▸ GOAL: Look through the material below. Copy each line that contains the string "dich".

—————

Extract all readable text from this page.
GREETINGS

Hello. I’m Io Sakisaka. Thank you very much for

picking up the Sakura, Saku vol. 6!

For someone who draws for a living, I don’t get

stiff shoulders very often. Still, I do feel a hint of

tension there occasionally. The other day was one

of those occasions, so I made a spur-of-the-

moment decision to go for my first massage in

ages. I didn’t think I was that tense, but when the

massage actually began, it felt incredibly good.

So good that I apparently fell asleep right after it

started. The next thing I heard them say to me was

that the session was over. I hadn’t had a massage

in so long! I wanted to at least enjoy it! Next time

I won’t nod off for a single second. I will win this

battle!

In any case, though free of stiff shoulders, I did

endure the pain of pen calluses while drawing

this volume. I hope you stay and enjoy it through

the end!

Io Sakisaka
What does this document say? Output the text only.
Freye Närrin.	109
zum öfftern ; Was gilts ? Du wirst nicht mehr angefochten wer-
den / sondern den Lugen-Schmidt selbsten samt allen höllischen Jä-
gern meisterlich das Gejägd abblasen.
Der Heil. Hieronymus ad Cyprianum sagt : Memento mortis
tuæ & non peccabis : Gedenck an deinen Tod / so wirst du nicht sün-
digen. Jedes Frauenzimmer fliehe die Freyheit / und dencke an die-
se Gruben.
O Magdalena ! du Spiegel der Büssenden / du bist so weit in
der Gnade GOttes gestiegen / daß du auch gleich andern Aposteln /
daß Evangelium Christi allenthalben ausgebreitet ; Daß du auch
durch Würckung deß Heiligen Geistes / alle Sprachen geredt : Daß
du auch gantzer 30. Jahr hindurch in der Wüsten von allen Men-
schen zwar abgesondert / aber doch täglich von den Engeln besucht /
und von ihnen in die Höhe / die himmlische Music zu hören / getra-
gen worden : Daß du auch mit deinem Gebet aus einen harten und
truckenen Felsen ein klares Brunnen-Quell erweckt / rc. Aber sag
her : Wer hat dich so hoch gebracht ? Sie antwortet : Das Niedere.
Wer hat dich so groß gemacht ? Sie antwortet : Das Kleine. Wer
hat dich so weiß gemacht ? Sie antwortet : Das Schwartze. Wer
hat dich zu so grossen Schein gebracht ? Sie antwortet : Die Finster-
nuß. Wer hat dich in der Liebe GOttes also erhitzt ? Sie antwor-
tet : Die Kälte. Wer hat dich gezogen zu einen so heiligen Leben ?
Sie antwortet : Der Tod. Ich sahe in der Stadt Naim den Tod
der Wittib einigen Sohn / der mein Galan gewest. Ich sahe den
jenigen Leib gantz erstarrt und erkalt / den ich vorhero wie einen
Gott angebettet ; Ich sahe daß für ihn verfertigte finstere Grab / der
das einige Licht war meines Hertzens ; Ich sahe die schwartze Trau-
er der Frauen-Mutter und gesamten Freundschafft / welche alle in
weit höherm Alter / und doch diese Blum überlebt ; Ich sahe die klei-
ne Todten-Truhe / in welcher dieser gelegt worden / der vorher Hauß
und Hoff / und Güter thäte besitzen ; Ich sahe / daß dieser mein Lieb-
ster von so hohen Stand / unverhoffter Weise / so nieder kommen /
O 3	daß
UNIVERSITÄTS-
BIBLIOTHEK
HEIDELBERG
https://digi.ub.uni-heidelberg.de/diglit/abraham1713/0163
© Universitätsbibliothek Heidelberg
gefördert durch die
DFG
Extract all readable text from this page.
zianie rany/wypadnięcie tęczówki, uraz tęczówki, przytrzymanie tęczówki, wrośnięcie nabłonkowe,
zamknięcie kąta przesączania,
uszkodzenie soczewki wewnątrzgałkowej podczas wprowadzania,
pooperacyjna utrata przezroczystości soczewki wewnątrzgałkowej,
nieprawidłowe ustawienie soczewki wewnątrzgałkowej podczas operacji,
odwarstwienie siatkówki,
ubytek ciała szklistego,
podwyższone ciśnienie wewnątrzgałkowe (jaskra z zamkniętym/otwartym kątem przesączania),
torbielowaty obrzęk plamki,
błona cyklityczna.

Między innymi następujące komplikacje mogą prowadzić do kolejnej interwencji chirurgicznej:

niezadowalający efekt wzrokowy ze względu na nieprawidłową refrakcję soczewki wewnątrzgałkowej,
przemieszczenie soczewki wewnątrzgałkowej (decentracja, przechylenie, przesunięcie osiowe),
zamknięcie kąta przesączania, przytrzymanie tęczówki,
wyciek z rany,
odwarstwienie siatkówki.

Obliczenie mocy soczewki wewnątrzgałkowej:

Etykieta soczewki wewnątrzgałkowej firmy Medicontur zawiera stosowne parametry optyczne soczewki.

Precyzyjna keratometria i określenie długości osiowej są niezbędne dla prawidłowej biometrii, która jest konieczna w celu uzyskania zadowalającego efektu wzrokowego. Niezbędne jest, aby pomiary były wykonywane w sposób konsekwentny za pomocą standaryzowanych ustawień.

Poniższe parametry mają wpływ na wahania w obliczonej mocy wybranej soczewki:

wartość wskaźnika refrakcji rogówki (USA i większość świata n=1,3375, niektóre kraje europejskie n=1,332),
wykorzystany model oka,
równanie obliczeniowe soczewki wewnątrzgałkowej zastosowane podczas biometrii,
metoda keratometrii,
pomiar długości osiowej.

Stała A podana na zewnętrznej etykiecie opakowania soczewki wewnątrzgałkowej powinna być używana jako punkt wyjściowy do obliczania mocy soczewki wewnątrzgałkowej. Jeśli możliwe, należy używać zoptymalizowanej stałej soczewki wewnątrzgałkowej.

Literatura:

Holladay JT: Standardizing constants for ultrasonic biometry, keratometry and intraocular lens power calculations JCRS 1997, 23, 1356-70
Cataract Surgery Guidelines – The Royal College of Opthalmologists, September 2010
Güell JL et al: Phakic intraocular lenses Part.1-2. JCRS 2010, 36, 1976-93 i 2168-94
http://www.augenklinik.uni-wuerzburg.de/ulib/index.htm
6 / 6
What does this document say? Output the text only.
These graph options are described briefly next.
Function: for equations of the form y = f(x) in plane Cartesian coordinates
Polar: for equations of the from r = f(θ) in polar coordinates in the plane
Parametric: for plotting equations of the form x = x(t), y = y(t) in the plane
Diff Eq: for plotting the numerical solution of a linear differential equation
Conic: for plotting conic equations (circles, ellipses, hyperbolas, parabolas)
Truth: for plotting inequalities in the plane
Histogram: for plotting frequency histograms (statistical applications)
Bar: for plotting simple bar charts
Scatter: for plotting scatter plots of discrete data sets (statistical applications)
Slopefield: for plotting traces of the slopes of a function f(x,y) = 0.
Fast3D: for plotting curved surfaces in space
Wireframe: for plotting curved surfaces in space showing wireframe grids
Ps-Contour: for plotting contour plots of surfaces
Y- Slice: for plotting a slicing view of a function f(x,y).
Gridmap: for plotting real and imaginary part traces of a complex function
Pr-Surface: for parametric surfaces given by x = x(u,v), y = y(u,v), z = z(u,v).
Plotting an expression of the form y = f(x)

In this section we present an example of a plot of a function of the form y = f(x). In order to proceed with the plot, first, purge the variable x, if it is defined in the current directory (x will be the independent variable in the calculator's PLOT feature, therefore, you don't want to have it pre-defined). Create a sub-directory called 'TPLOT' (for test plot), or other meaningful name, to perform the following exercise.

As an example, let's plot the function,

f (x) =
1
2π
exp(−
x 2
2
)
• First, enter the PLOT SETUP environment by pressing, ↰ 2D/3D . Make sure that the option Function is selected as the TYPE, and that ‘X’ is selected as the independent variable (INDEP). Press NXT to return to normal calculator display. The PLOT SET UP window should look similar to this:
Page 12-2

—————

▸ RESULT:
her : Wer hat dich so hoch gebracht ? Sie antwortet : Das Niedere.
Wer hat dich so groß gemacht ? Sie antwortet : Das Kleine. Wer
hat dich so weiß gemacht ? Sie antwortet : Das Schwartze. Wer
hat dich zu so grossen Schein gebracht ? Sie antwortet : Die Finster-
nuß. Wer hat dich in der Liebe GOttes also erhitzt ? Sie antwor-
tet : Die Kälte. Wer hat dich gezogen zu einen so heiligen Leben ?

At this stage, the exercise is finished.